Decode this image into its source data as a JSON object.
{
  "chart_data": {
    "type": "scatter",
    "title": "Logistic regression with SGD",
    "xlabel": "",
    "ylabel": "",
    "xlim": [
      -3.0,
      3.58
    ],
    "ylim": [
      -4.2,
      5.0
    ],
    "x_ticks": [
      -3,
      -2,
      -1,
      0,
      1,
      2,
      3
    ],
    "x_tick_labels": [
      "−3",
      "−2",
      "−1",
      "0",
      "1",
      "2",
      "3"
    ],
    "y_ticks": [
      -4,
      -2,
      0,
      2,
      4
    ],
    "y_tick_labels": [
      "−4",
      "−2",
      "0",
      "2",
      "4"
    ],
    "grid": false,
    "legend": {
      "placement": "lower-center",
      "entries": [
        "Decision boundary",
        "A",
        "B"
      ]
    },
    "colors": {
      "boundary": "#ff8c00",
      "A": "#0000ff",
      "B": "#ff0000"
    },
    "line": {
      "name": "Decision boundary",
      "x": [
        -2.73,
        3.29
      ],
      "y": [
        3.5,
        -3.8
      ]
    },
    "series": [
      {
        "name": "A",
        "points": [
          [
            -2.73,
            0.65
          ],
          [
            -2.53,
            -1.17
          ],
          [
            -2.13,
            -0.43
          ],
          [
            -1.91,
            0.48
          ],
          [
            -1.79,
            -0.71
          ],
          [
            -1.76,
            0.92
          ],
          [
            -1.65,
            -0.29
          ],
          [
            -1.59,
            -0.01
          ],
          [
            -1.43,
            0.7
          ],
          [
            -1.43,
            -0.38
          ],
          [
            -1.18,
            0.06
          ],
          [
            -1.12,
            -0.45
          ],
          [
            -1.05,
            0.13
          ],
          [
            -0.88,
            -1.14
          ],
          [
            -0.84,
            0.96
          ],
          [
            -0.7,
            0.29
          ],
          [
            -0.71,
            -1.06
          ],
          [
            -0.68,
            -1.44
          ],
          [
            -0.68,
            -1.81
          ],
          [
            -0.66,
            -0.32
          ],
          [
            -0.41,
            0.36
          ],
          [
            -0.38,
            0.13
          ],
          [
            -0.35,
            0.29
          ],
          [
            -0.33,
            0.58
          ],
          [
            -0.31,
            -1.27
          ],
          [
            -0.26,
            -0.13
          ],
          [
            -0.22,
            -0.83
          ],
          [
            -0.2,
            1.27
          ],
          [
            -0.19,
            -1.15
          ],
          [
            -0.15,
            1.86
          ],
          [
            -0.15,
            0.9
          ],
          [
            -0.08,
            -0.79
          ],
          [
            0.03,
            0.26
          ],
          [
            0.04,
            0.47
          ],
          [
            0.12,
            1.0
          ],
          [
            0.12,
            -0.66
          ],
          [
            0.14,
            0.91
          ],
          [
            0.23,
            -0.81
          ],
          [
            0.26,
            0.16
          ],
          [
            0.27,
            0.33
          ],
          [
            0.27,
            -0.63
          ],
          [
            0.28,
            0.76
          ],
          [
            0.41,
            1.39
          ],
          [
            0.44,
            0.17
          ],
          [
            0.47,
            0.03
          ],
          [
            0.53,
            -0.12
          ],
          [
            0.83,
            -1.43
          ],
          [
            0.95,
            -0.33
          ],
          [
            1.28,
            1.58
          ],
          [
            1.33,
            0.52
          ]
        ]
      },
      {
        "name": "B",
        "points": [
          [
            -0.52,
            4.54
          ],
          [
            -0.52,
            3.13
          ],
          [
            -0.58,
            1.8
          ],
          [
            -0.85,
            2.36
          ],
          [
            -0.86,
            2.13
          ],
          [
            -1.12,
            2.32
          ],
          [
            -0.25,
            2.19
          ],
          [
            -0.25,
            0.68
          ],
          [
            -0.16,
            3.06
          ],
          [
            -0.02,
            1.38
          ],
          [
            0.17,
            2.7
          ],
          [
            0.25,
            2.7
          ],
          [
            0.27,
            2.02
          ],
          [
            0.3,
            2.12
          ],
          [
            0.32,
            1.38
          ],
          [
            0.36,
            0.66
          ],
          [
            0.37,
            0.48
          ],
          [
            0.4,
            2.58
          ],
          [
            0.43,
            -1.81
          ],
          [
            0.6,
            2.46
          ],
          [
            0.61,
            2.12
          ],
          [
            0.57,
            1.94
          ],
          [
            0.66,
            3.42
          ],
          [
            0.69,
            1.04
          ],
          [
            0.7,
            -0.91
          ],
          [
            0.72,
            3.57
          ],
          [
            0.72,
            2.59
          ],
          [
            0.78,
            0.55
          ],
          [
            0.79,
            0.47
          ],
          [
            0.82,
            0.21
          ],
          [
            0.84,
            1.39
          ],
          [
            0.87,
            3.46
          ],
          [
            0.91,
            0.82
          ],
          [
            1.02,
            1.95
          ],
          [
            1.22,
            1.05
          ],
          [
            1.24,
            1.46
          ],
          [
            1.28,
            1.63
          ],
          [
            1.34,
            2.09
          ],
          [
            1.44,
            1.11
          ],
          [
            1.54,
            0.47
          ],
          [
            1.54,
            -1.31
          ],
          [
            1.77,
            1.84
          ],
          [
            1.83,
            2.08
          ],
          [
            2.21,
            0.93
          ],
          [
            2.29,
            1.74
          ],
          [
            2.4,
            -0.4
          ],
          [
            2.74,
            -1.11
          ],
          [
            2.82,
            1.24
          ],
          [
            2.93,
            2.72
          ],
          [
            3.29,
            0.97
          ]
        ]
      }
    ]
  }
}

**Exercise**: Only a number is wanted: how many lines above include "name"?

**The output**: 3